---------- INPUT DATA
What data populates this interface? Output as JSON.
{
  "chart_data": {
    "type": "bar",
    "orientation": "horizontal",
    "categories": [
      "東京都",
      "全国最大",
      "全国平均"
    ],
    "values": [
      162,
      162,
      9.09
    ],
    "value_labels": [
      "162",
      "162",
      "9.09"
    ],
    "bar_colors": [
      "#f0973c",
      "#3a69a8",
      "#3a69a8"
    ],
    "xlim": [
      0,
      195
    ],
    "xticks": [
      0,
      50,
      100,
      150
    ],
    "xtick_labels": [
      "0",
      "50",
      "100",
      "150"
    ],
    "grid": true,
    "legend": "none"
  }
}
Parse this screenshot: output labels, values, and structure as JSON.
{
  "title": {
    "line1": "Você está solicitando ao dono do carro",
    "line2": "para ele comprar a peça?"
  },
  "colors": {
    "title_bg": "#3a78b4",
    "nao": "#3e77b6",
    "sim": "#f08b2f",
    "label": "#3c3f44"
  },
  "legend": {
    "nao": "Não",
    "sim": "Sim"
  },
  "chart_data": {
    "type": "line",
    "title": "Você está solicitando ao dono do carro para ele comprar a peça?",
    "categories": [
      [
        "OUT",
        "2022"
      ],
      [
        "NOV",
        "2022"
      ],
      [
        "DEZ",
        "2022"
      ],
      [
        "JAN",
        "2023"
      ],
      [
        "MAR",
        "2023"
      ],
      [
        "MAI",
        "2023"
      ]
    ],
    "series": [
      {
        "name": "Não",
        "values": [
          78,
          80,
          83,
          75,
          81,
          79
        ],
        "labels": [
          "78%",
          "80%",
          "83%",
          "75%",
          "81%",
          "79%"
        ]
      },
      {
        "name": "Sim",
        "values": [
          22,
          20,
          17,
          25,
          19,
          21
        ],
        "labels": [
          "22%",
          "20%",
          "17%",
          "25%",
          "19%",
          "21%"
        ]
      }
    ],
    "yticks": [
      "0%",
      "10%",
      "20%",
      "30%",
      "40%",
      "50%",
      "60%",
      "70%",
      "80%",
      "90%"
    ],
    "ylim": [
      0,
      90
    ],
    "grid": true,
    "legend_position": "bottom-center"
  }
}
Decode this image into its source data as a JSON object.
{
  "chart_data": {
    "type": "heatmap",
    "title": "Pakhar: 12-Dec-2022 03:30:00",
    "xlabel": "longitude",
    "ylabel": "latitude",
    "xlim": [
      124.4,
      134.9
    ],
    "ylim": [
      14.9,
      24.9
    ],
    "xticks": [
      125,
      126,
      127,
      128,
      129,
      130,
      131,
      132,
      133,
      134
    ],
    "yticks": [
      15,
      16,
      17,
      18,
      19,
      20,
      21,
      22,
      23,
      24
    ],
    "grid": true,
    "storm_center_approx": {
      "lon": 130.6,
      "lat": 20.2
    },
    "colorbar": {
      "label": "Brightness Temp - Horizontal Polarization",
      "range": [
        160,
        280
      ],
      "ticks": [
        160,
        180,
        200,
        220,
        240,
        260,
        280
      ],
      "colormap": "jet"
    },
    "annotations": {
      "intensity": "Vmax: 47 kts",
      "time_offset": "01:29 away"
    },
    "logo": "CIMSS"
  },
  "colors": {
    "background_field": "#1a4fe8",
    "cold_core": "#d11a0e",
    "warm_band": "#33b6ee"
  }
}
--------------------
Transcribe all of the lines in the records precisely.

What data populates this interface? Output as JSON.
{
  "chart_data": {
    "type": "bar",
    "orientation": "horizontal",
    "categories": [
      "東京都",
      "全国最大",
      "全国平均"
    ],
    "values": [
      162,
      162,
      9.09
    ],
    "value_labels": [
      "162",
      "162",
      "9.09"
    ],
    "bar_colors": [
      "#f0973c",
      "#3a69a8",
      "#3a69a8"
    ],
    "xlim": [
      0,
      195
    ],
    "xticks": [
      0,
      50,
      100,
      150
    ],
    "xtick_labels": [
      "0",
      "50",
      "100",
      "150"
    ],
    "grid": true,
    "legend": "none"
  }
}
Parse this screenshot: output labels, values, and structure as JSON.
{
  "title": {
    "line1": "Você está solicitando ao dono do carro",
    "line2": "para ele comprar a peça?"
  },
  "colors": {
    "title_bg": "#3a78b4",
    "nao": "#3e77b6",
    "sim": "#f08b2f",
    "label": "#3c3f44"
  },
  "legend": {
    "nao": "Não",
    "sim": "Sim"
  },
  "chart_data": {
    "type": "line",
    "title": "Você está solicitando ao dono do carro para ele comprar a peça?",
    "categories": [
      [
        "OUT",
        "2022"
      ],
      [
        "NOV",
        "2022"
      ],
      [
        "DEZ",
        "2022"
      ],
      [
        "JAN",
        "2023"
      ],
      [
        "MAR",
        "2023"
      ],
      [
        "MAI",
        "2023"
      ]
    ],
    "series": [
      {
        "name": "Não",
        "values": [
          78,
          80,
          83,
          75,
          81,
          79
        ],
        "labels": [
          "78%",
          "80%",
          "83%",
          "75%",
          "81%",
          "79%"
        ]
      },
      {
        "name": "Sim",
        "values": [
          22,
          20,
          17,
          25,
          19,
          21
        ],
        "labels": [
          "22%",
          "20%",
          "17%",
          "25%",
          "19%",
          "21%"
        ]
      }
    ],
    "yticks": [
      "0%",
      "10%",
      "20%",
      "30%",
      "40%",
      "50%",
      "60%",
      "70%",
      "80%",
      "90%"
    ],
    "ylim": [
      0,
      90
    ],
    "grid": true,
    "legend_position": "bottom-center"
  }
}
Decode this image into its source data as a JSON object.
{
  "chart_data": {
    "type": "heatmap",
    "title": "Pakhar: 12-Dec-2022 03:30:00",
    "xlabel": "longitude",
    "ylabel": "latitude",
    "xlim": [
      124.4,
      134.9
    ],
    "ylim": [
      14.9,
      24.9
    ],
    "xticks": [
      125,
      126,
      127,
      128,
      129,
      130,
      131,
      132,
      133,
      134
    ],
    "yticks": [
      15,
      16,
      17,
      18,
      19,
      20,
      21,
      22,
      23,
      24
    ],
    "grid": true,
    "storm_center_approx": {
      "lon": 130.6,
      "lat": 20.2
    },
    "colorbar": {
      "label": "Brightness Temp - Horizontal Polarization",
      "range": [
        160,
        280
      ],
      "ticks": [
        160,
        180,
        200,
        220,
        240,
        260,
        280
      ],
      "colormap": "jet"
    },
    "annotations": {
      "intensity": "Vmax: 47 kts",
      "time_offset": "01:29 away"
    },
    "logo": "CIMSS"
  },
  "colors": {
    "background_field": "#1a4fe8",
    "cold_core": "#d11a0e",
    "warm_band": "#33b6ee"
  }
}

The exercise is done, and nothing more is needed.